Excerpted records

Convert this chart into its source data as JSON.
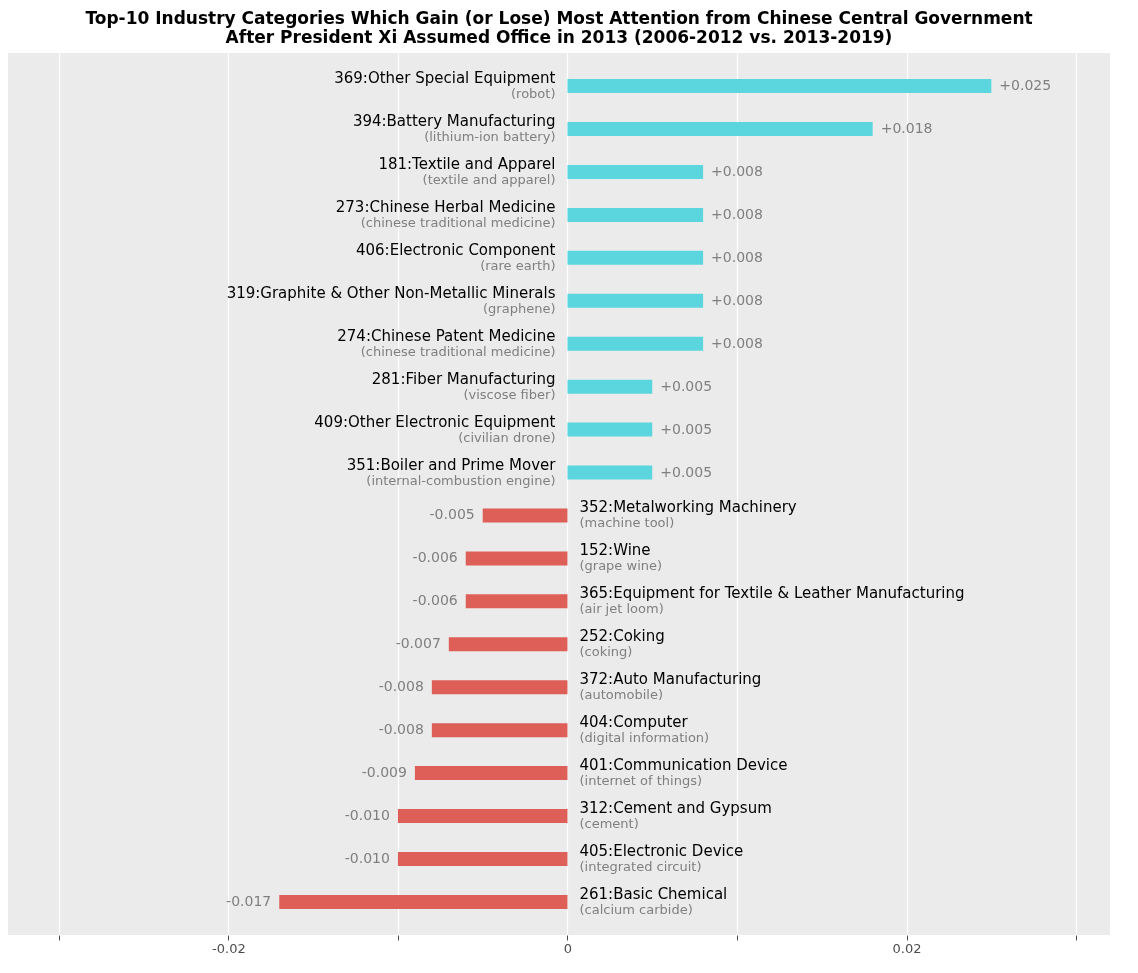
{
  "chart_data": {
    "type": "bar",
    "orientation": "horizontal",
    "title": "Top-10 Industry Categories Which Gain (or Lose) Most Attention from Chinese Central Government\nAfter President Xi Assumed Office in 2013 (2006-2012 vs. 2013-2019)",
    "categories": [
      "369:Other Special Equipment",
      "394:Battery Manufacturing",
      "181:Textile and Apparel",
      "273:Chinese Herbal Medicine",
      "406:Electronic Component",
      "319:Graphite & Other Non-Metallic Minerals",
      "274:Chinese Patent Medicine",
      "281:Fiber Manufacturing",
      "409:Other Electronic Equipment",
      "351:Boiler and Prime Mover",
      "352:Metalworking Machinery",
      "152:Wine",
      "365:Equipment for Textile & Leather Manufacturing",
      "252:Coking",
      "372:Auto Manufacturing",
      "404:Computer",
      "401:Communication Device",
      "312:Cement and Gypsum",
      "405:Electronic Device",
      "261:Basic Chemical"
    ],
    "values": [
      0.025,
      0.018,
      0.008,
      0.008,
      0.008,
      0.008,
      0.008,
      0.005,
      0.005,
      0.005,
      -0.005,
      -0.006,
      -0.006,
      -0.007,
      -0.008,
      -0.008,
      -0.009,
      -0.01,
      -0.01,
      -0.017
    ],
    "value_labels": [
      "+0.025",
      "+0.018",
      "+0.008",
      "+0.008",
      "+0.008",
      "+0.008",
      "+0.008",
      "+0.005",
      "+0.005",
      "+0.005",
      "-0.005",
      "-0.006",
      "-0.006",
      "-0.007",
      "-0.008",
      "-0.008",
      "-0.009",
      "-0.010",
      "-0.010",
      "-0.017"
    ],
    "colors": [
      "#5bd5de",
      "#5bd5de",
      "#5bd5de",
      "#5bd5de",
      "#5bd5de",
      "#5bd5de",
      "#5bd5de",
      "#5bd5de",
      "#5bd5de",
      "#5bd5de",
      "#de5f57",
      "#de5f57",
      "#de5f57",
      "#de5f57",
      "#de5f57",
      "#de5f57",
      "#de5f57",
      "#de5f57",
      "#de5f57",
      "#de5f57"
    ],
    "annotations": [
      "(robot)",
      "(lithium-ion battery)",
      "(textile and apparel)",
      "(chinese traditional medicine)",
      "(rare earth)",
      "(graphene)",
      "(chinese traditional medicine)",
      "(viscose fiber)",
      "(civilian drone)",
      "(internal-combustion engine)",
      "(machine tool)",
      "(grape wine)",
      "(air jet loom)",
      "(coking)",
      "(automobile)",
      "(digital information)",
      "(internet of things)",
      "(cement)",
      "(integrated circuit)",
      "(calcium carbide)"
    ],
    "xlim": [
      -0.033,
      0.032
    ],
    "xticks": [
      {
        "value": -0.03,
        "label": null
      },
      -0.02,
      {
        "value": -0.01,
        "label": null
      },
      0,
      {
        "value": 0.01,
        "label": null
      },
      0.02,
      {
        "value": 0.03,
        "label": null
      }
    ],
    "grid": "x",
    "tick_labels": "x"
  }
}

Challenge
Report each line in the data that holds the word "Device".

The reply
      "401:Communication Device",
      "405:Electronic Device",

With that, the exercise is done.